— Request —
Copy, from the entries below, each line where the word "JSON" can be found.
··· Records for this task ···
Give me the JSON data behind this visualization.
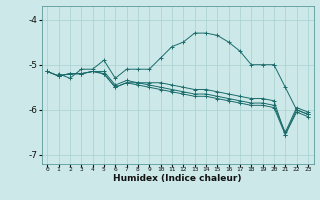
{
  "title": "",
  "xlabel": "Humidex (Indice chaleur)",
  "ylabel": "",
  "bg_color": "#cde8e8",
  "line_color": "#1a6b6b",
  "xlim": [
    -0.5,
    23.5
  ],
  "ylim": [
    -7.2,
    -3.7
  ],
  "yticks": [
    -7,
    -6,
    -5,
    -4
  ],
  "xtick_labels": [
    "0",
    "1",
    "2",
    "3",
    "4",
    "5",
    "6",
    "7",
    "8",
    "9",
    "10",
    "11",
    "12",
    "13",
    "14",
    "15",
    "16",
    "17",
    "18",
    "19",
    "20",
    "21",
    "22",
    "23"
  ],
  "xticks": [
    0,
    1,
    2,
    3,
    4,
    5,
    6,
    7,
    8,
    9,
    10,
    11,
    12,
    13,
    14,
    15,
    16,
    17,
    18,
    19,
    20,
    21,
    22,
    23
  ],
  "lines": [
    [
      null,
      -5.2,
      -5.3,
      -5.1,
      -5.1,
      -4.9,
      -5.3,
      -5.1,
      -5.1,
      -5.1,
      -4.85,
      -4.6,
      -4.5,
      -4.3,
      -4.3,
      -4.35,
      -4.5,
      -4.7,
      -5.0,
      -5.0,
      -5.0,
      null,
      null,
      null
    ],
    [
      null,
      null,
      null,
      null,
      null,
      null,
      null,
      null,
      null,
      null,
      null,
      null,
      null,
      null,
      null,
      null,
      null,
      null,
      null,
      null,
      -5.0,
      -5.5,
      -6.0,
      -6.1
    ],
    [
      -5.15,
      -5.25,
      -5.2,
      -5.2,
      -5.15,
      -5.2,
      -5.5,
      -5.4,
      -5.4,
      -5.4,
      -5.4,
      -5.45,
      -5.5,
      -5.55,
      -5.55,
      -5.6,
      -5.65,
      -5.7,
      -5.75,
      -5.75,
      -5.8,
      -6.55,
      -6.0,
      -6.1
    ],
    [
      -5.15,
      -5.25,
      -5.2,
      -5.2,
      -5.15,
      -5.2,
      -5.5,
      -5.4,
      -5.45,
      -5.5,
      -5.55,
      -5.6,
      -5.65,
      -5.7,
      -5.7,
      -5.75,
      -5.8,
      -5.85,
      -5.9,
      -5.9,
      -5.95,
      -6.55,
      -6.05,
      -6.15
    ],
    [
      -5.15,
      -5.25,
      -5.2,
      -5.2,
      -5.15,
      -5.15,
      -5.45,
      -5.35,
      -5.4,
      -5.45,
      -5.5,
      -5.55,
      -5.6,
      -5.65,
      -5.65,
      -5.7,
      -5.75,
      -5.8,
      -5.85,
      -5.85,
      -5.9,
      -6.5,
      -5.95,
      -6.05
    ]
  ],
  "grid_color": "#a8d0d0",
  "marker": "+"
}
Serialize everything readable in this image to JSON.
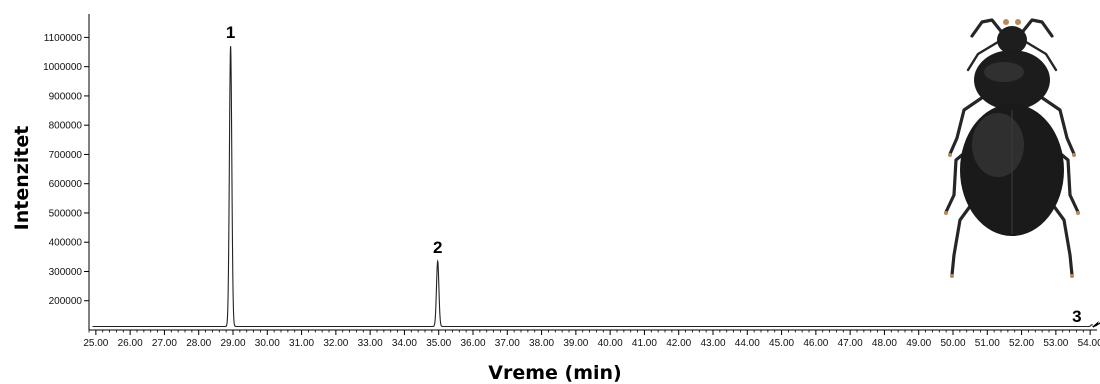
{
  "chart_data": {
    "type": "line",
    "title": "",
    "xlabel": "Vreme (min)",
    "ylabel": "Intenzitet",
    "xlim": [
      24.8,
      54.2
    ],
    "ylim": [
      100000,
      1180000
    ],
    "x_ticks": [
      "25.00",
      "26.00",
      "27.00",
      "28.00",
      "29.00",
      "30.00",
      "31.00",
      "32.00",
      "33.00",
      "34.00",
      "35.00",
      "36.00",
      "37.00",
      "38.00",
      "39.00",
      "40.00",
      "41.00",
      "42.00",
      "43.00",
      "44.00",
      "45.00",
      "46.00",
      "47.00",
      "48.00",
      "49.00",
      "50.00",
      "51.00",
      "52.00",
      "53.00",
      "54.00"
    ],
    "y_ticks": [
      "200000",
      "300000",
      "400000",
      "500000",
      "600000",
      "700000",
      "800000",
      "900000",
      "1000000",
      "1100000"
    ],
    "baseline": 112000,
    "grid": false,
    "peaks": [
      {
        "label": "1",
        "x": 28.93,
        "height": 1070000,
        "width": 0.035
      },
      {
        "label": "2",
        "x": 34.97,
        "height": 335000,
        "width": 0.035
      },
      {
        "label": "3",
        "x": 54.05,
        "height": 118000,
        "width": 0.03
      }
    ],
    "peak_3_arrow": true
  },
  "image": {
    "subject": "beetle-photo",
    "colors": {
      "body": "#1c1c1c",
      "highlight": "#5a5a5a",
      "legs": "#2a2a2a",
      "tips": "#b98a5a"
    }
  }
}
···
— Final answer —
Give me the JSON data behind this visualization.
Serialize everything readable in this image to JSON.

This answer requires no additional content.